[START Data supplied]

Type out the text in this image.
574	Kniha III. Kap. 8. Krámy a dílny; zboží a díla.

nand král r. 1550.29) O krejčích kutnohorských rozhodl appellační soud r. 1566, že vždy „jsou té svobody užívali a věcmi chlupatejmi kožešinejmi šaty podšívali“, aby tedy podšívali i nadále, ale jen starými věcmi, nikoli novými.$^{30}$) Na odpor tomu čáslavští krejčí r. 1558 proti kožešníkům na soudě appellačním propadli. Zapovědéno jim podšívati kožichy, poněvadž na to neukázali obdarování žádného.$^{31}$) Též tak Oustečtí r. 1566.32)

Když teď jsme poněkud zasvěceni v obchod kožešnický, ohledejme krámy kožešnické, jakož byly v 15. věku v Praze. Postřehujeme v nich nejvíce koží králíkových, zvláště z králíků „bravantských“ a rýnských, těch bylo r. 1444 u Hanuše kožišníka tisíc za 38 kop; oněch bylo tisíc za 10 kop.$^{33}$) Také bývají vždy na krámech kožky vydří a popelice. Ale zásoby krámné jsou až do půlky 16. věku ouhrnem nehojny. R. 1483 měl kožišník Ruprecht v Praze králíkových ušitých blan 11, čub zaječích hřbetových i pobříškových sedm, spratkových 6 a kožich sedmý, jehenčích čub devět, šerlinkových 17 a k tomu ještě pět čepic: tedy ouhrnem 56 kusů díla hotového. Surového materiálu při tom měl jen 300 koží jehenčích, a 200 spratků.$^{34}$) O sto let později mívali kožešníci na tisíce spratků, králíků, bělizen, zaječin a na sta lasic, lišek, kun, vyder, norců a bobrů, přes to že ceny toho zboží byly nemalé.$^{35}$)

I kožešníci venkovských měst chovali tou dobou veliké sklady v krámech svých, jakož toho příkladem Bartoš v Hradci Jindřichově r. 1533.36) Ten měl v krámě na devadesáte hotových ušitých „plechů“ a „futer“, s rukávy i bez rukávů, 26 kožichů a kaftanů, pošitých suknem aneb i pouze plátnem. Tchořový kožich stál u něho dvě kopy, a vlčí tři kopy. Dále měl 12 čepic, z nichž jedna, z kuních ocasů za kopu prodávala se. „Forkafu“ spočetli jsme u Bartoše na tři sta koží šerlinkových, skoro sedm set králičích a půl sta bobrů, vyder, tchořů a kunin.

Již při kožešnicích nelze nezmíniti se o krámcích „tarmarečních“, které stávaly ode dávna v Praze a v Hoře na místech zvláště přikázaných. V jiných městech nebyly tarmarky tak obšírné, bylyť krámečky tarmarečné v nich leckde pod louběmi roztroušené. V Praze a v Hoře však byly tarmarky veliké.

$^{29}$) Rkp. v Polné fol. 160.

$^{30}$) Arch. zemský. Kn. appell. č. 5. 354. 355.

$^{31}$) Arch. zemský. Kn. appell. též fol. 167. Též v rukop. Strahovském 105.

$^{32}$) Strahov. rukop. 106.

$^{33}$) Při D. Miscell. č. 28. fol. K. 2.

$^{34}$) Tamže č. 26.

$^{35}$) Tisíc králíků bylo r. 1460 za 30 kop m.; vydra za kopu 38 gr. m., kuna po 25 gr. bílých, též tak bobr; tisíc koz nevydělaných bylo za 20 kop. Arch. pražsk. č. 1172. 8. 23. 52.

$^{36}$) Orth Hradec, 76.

[END Data supplied]

=== What to produce ===
Select every line of the material above holding the word "zemský" and copy it.

=== In response ===
$^{30}$) Arch. zemský. Kn. appell. č. 5. 354. 355.
$^{31}$) Arch. zemský. Kn. appell. též fol. 167. Též v rukop. Strahovském 105.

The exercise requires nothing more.